[Stored data entries]
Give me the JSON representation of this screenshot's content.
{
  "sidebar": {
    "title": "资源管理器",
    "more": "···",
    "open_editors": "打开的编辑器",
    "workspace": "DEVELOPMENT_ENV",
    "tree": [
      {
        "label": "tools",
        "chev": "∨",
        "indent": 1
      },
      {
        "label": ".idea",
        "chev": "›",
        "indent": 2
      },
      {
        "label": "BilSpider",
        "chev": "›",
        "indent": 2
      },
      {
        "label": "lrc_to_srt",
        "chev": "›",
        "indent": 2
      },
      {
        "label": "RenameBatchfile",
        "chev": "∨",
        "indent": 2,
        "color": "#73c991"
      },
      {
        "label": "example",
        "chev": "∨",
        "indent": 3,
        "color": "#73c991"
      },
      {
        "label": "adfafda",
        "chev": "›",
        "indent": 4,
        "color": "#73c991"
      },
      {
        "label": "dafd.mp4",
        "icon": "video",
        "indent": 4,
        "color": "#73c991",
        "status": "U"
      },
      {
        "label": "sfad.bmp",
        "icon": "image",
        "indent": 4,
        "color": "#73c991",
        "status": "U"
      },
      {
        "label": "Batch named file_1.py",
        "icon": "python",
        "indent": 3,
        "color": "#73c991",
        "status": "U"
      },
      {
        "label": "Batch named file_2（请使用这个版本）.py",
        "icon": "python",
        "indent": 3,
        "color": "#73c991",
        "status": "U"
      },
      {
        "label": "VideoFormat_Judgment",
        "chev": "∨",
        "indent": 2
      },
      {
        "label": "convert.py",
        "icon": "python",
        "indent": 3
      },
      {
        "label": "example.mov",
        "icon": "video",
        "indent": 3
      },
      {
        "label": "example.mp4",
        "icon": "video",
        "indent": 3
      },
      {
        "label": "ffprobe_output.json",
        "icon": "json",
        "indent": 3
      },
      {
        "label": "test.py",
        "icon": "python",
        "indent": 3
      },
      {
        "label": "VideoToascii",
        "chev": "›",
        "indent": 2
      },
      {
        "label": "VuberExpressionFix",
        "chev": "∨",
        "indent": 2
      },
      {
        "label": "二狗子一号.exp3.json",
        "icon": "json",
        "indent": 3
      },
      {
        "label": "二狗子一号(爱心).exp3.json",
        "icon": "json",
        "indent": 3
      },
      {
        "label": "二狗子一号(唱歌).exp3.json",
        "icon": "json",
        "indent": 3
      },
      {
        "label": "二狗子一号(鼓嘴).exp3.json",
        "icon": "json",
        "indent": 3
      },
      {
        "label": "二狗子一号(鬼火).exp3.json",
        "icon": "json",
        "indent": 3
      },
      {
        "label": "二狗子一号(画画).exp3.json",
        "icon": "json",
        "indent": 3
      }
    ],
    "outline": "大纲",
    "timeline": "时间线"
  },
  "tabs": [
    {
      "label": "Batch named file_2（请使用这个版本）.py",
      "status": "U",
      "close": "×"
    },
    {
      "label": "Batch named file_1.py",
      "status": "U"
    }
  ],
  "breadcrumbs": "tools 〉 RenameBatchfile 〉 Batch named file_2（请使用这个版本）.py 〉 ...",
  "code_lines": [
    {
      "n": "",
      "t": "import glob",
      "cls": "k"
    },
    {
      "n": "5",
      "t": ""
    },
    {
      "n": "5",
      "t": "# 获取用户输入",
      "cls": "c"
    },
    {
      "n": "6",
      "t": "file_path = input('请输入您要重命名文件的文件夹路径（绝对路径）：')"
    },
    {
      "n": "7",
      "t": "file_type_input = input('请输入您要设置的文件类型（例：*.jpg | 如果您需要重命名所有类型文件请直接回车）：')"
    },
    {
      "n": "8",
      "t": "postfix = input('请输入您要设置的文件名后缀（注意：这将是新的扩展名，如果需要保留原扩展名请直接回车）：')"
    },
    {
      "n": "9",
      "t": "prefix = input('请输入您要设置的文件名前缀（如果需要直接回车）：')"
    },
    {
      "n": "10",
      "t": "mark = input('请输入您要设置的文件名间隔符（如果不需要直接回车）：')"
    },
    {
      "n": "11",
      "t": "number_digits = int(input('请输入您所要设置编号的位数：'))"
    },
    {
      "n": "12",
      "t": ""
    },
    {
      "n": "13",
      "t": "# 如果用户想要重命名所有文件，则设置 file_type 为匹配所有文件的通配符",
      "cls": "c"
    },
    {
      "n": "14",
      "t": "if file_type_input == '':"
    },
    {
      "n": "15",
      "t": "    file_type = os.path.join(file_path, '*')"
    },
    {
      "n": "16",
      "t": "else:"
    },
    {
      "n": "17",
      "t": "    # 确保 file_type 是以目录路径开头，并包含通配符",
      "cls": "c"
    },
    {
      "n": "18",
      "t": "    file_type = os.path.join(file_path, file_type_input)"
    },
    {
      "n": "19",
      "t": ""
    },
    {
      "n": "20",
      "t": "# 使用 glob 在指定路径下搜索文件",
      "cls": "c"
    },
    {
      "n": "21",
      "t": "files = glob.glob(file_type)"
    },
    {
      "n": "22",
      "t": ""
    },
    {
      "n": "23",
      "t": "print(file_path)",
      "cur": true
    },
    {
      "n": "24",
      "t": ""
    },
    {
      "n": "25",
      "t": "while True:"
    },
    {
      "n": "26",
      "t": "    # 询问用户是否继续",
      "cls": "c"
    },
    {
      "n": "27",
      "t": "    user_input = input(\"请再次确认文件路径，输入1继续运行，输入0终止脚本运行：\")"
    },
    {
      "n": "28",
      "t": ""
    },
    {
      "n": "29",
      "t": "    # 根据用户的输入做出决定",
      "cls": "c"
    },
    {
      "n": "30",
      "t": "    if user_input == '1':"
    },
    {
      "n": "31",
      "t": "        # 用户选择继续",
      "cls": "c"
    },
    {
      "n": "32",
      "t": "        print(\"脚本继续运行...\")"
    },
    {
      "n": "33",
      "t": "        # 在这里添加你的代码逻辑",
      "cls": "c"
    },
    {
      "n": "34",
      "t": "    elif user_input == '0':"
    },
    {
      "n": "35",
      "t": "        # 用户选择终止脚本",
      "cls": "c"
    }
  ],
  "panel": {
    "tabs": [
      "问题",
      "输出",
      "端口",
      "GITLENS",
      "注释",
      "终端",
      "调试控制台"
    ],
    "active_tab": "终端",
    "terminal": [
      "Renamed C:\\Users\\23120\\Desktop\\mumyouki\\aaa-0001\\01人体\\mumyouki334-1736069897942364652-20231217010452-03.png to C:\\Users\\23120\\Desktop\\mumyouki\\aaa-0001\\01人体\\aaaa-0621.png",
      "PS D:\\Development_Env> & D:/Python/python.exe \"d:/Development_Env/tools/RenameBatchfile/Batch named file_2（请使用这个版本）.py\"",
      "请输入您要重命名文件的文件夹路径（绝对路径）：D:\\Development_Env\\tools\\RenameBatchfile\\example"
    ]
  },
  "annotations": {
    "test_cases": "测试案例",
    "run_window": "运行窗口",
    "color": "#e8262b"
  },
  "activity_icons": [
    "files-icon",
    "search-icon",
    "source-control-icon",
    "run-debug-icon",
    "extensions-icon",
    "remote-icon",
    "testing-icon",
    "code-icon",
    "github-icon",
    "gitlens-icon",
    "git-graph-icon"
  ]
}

* * *

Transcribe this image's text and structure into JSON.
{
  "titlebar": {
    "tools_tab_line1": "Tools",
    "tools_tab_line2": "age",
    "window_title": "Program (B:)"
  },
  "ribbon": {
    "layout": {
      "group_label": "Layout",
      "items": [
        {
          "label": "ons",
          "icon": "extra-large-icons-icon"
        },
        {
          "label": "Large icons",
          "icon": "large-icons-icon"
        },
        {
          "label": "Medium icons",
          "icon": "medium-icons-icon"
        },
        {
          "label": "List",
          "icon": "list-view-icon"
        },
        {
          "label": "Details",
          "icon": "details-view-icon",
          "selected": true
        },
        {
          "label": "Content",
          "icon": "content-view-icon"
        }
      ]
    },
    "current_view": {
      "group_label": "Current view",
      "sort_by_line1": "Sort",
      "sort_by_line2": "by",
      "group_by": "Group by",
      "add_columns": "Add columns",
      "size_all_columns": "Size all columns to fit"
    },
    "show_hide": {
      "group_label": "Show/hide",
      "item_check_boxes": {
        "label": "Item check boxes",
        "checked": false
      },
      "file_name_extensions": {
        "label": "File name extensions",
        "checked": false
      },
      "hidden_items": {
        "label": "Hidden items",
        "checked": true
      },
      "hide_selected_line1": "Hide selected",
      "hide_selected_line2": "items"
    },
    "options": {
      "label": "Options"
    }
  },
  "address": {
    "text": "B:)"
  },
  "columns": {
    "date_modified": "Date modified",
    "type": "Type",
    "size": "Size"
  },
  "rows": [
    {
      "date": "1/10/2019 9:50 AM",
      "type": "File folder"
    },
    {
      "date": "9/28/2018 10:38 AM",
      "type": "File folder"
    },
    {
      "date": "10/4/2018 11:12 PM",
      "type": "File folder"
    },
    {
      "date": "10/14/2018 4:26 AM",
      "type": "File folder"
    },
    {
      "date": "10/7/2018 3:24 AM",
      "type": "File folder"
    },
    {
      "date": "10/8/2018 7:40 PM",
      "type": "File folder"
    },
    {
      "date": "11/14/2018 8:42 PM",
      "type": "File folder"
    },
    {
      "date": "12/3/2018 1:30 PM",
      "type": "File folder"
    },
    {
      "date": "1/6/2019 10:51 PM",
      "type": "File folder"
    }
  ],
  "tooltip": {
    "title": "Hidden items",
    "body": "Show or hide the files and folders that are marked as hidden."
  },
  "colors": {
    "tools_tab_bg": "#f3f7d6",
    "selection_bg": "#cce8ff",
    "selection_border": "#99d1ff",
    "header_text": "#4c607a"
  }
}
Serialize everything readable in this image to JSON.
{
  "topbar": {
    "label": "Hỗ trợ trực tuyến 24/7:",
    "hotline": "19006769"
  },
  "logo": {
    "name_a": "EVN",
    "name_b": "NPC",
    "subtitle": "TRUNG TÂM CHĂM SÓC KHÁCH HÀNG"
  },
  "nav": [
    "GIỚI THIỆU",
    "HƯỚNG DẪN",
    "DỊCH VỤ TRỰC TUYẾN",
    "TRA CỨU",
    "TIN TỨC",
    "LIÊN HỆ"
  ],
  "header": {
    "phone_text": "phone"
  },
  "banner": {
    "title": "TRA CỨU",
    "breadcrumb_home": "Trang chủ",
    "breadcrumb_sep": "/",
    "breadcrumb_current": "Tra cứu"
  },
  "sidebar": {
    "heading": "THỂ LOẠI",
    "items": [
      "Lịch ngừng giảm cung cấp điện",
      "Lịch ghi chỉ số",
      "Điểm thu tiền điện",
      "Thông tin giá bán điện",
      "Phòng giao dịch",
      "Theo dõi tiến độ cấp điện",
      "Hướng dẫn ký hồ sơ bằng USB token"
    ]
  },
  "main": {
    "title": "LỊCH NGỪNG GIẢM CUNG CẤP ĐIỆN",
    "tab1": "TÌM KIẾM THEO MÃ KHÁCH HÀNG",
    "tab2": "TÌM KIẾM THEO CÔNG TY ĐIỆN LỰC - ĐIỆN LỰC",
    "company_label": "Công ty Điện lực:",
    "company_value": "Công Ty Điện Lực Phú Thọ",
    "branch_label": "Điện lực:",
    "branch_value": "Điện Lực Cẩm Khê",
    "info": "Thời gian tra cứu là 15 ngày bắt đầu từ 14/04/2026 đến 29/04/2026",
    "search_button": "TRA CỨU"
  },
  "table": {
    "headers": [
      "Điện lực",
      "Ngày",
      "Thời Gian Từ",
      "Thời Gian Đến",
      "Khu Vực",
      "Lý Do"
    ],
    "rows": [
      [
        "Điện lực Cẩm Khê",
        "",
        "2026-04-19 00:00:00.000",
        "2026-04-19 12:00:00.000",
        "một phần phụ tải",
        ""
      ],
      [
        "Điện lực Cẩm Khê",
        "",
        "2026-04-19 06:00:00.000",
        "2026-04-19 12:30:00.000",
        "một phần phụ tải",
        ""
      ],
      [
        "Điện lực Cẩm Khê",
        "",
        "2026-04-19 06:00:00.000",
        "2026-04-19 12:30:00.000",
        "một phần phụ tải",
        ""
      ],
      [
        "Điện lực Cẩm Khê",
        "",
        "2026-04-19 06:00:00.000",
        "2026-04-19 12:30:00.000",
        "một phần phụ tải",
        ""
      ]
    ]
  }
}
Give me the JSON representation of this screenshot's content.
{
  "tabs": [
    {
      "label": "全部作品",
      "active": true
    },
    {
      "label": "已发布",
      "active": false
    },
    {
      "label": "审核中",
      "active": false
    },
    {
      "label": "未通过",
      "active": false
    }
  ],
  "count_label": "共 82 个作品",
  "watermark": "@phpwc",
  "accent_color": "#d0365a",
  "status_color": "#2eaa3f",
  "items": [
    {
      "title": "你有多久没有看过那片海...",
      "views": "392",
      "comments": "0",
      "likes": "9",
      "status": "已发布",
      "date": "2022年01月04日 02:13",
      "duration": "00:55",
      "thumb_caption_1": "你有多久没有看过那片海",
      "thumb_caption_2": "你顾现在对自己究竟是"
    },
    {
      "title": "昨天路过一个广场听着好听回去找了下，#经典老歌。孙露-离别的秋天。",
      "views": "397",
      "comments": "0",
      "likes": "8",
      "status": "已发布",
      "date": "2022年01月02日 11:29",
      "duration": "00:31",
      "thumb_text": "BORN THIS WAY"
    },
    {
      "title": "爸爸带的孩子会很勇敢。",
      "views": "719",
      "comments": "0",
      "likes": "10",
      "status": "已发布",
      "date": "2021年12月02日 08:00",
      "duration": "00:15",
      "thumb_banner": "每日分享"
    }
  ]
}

» **Your objective**: Scan the material above. Return every line containing the string "image".

» **Correct answer**:
        "icon": "image",
Transcribe this image's text and structure into JSON.
Serialize everything readable in this image to JSON.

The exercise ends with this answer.